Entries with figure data
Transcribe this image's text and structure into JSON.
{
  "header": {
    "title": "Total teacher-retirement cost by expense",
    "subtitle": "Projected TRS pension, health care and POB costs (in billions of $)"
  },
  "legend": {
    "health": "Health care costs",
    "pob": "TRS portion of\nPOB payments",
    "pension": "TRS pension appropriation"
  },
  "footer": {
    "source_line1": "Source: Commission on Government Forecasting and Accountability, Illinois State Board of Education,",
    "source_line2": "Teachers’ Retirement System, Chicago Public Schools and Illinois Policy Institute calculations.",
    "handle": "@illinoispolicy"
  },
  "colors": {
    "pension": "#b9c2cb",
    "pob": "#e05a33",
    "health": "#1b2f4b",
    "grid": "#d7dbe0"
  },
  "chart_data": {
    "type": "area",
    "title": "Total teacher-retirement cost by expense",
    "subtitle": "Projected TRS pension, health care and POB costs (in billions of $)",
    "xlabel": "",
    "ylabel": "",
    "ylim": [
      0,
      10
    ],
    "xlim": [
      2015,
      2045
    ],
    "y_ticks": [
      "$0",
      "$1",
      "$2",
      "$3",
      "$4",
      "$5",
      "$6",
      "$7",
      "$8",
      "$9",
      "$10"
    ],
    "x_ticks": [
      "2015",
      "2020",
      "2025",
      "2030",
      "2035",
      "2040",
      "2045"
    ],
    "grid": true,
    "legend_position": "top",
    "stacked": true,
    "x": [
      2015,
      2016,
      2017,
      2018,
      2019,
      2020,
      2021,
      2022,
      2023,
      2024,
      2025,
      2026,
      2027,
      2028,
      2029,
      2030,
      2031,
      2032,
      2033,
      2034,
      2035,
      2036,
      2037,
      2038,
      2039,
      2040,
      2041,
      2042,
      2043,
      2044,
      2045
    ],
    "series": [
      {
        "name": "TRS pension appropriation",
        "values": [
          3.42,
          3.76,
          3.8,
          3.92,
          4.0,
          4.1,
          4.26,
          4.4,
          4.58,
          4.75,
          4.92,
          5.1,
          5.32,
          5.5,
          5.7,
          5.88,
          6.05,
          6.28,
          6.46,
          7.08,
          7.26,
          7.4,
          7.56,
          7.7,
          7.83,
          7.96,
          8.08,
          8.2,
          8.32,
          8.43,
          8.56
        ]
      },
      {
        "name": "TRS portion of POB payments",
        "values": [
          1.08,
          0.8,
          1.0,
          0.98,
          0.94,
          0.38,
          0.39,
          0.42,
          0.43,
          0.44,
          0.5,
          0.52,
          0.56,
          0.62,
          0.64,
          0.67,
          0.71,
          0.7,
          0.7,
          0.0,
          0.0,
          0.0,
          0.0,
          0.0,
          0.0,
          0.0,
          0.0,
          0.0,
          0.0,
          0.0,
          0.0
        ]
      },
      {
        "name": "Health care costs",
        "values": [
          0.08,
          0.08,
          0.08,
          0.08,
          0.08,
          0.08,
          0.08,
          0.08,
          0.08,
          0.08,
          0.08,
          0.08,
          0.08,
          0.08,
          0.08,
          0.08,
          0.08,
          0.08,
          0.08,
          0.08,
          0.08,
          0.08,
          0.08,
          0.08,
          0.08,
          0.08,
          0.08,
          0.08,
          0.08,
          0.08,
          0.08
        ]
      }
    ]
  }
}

TO BE DONE →
Extract each entry in full, exactly as given.

RESULT OF THE TASK →
Transcribe this image's text and structure into JSON.
{
  "header": {
    "title": "Total teacher-retirement cost by expense",
    "subtitle": "Projected TRS pension, health care and POB costs (in billions of $)"
  },
  "legend": {
    "health": "Health care costs",
    "pob": "TRS portion of\nPOB payments",
    "pension": "TRS pension appropriation"
  },
  "footer": {
    "source_line1": "Source: Commission on Government Forecasting and Accountability, Illinois State Board of Education,",
    "source_line2": "Teachers’ Retirement System, Chicago Public Schools and Illinois Policy Institute calculations.",
    "handle": "@illinoispolicy"
  },
  "colors": {
    "pension": "#b9c2cb",
    "pob": "#e05a33",
    "health": "#1b2f4b",
    "grid": "#d7dbe0"
  },
  "chart_data": {
    "type": "area",
    "title": "Total teacher-retirement cost by expense",
    "subtitle": "Projected TRS pension, health care and POB costs (in billions of $)",
    "xlabel": "",
    "ylabel": "",
    "ylim": [
      0,
      10
    ],
    "xlim": [
      2015,
      2045
    ],
    "y_ticks": [
      "$0",
      "$1",
      "$2",
      "$3",
      "$4",
      "$5",
      "$6",
      "$7",
      "$8",
      "$9",
      "$10"
    ],
    "x_ticks": [
      "2015",
      "2020",
      "2025",
      "2030",
      "2035",
      "2040",
      "2045"
    ],
    "grid": true,
    "legend_position": "top",
    "stacked": true,
    "x": [
      2015,
      2016,
      2017,
      2018,
      2019,
      2020,
      2021,
      2022,
      2023,
      2024,
      2025,
      2026,
      2027,
      2028,
      2029,
      2030,
      2031,
      2032,
      2033,
      2034,
      2035,
      2036,
      2037,
      2038,
      2039,
      2040,
      2041,
      2042,
      2043,
      2044,
      2045
    ],
    "series": [
      {
        "name": "TRS pension appropriation",
        "values": [
          3.42,
          3.76,
          3.8,
          3.92,
          4.0,
          4.1,
          4.26,
          4.4,
          4.58,
          4.75,
          4.92,
          5.1,
          5.32,
          5.5,
          5.7,
          5.88,
          6.05,
          6.28,
          6.46,
          7.08,
          7.26,
          7.4,
          7.56,
          7.7,
          7.83,
          7.96,
          8.08,
          8.2,
          8.32,
          8.43,
          8.56
        ]
      },
      {
        "name": "TRS portion of POB payments",
        "values": [
          1.08,
          0.8,
          1.0,
          0.98,
          0.94,
          0.38,
          0.39,
          0.42,
          0.43,
          0.44,
          0.5,
          0.52,
          0.56,
          0.62,
          0.64,
          0.67,
          0.71,
          0.7,
          0.7,
          0.0,
          0.0,
          0.0,
          0.0,
          0.0,
          0.0,
          0.0,
          0.0,
          0.0,
          0.0,
          0.0,
          0.0
        ]
      },
      {
        "name": "Health care costs",
        "values": [
          0.08,
          0.08,
          0.08,
          0.08,
          0.08,
          0.08,
          0.08,
          0.08,
          0.08,
          0.08,
          0.08,
          0.08,
          0.08,
          0.08,
          0.08,
          0.08,
          0.08,
          0.08,
          0.08,
          0.08,
          0.08,
          0.08,
          0.08,
          0.08,
          0.08,
          0.08,
          0.08,
          0.08,
          0.08,
          0.08,
          0.08
        ]
      }
    ]
  }
}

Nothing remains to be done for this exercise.